• _The task_:
Transcribe the records below exactly as they appear, omitting any pictures.

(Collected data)
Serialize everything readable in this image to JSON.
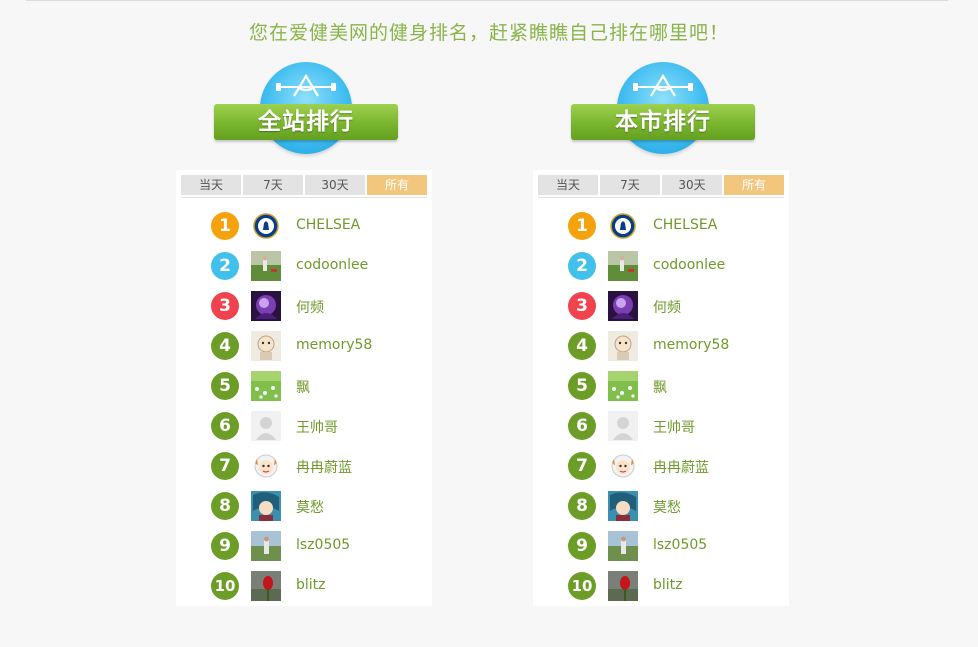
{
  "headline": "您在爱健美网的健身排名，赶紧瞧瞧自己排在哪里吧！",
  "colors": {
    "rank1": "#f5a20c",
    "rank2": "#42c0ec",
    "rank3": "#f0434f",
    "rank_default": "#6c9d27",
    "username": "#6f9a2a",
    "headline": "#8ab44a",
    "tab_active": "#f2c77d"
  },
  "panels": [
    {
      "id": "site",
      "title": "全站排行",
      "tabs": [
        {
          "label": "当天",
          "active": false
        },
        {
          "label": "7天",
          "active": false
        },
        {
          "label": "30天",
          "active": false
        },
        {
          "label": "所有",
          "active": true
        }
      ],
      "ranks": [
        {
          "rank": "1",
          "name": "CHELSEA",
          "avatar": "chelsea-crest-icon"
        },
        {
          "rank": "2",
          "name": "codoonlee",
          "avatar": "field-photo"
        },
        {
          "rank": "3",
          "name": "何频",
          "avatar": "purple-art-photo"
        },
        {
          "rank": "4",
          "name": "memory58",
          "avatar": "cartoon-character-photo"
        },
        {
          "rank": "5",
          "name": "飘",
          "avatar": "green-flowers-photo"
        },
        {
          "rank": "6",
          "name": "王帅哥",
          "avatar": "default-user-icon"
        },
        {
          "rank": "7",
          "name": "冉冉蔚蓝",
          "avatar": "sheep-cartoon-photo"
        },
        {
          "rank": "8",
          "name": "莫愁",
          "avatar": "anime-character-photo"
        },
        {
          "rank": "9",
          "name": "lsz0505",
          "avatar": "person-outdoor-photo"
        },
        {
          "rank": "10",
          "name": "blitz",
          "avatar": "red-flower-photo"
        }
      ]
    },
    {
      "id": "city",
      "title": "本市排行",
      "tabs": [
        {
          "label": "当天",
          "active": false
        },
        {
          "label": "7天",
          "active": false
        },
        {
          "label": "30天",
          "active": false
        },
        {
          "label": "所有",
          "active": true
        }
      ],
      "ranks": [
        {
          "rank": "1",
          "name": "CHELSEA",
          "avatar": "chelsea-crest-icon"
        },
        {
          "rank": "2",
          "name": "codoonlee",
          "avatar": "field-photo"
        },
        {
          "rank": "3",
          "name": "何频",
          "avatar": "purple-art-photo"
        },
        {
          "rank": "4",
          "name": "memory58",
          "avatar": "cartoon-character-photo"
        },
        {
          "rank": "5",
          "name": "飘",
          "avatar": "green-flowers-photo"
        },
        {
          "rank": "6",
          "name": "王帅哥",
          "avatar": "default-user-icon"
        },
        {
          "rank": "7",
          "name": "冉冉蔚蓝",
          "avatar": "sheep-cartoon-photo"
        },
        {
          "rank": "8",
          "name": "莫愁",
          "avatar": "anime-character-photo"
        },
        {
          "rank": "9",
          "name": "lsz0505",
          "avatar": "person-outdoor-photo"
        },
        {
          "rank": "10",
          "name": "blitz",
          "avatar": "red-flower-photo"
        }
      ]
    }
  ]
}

• _Completed task_:
Serialize everything readable in this image to JSON.
{
  "headline": "您在爱健美网的健身排名，赶紧瞧瞧自己排在哪里吧！",
  "colors": {
    "rank1": "#f5a20c",
    "rank2": "#42c0ec",
    "rank3": "#f0434f",
    "rank_default": "#6c9d27",
    "username": "#6f9a2a",
    "headline": "#8ab44a",
    "tab_active": "#f2c77d"
  },
  "panels": [
    {
      "id": "site",
      "title": "全站排行",
      "tabs": [
        {
          "label": "当天",
          "active": false
        },
        {
          "label": "7天",
          "active": false
        },
        {
          "label": "30天",
          "active": false
        },
        {
          "label": "所有",
          "active": true
        }
      ],
      "ranks": [
        {
          "rank": "1",
          "name": "CHELSEA",
          "avatar": "chelsea-crest-icon"
        },
        {
          "rank": "2",
          "name": "codoonlee",
          "avatar": "field-photo"
        },
        {
          "rank": "3",
          "name": "何频",
          "avatar": "purple-art-photo"
        },
        {
          "rank": "4",
          "name": "memory58",
          "avatar": "cartoon-character-photo"
        },
        {
          "rank": "5",
          "name": "飘",
          "avatar": "green-flowers-photo"
        },
        {
          "rank": "6",
          "name": "王帅哥",
          "avatar": "default-user-icon"
        },
        {
          "rank": "7",
          "name": "冉冉蔚蓝",
          "avatar": "sheep-cartoon-photo"
        },
        {
          "rank": "8",
          "name": "莫愁",
          "avatar": "anime-character-photo"
        },
        {
          "rank": "9",
          "name": "lsz0505",
          "avatar": "person-outdoor-photo"
        },
        {
          "rank": "10",
          "name": "blitz",
          "avatar": "red-flower-photo"
        }
      ]
    },
    {
      "id": "city",
      "title": "本市排行",
      "tabs": [
        {
          "label": "当天",
          "active": false
        },
        {
          "label": "7天",
          "active": false
        },
        {
          "label": "30天",
          "active": false
        },
        {
          "label": "所有",
          "active": true
        }
      ],
      "ranks": [
        {
          "rank": "1",
          "name": "CHELSEA",
          "avatar": "chelsea-crest-icon"
        },
        {
          "rank": "2",
          "name": "codoonlee",
          "avatar": "field-photo"
        },
        {
          "rank": "3",
          "name": "何频",
          "avatar": "purple-art-photo"
        },
        {
          "rank": "4",
          "name": "memory58",
          "avatar": "cartoon-character-photo"
        },
        {
          "rank": "5",
          "name": "飘",
          "avatar": "green-flowers-photo"
        },
        {
          "rank": "6",
          "name": "王帅哥",
          "avatar": "default-user-icon"
        },
        {
          "rank": "7",
          "name": "冉冉蔚蓝",
          "avatar": "sheep-cartoon-photo"
        },
        {
          "rank": "8",
          "name": "莫愁",
          "avatar": "anime-character-photo"
        },
        {
          "rank": "9",
          "name": "lsz0505",
          "avatar": "person-outdoor-photo"
        },
        {
          "rank": "10",
          "name": "blitz",
          "avatar": "red-flower-photo"
        }
      ]
    }
  ]
}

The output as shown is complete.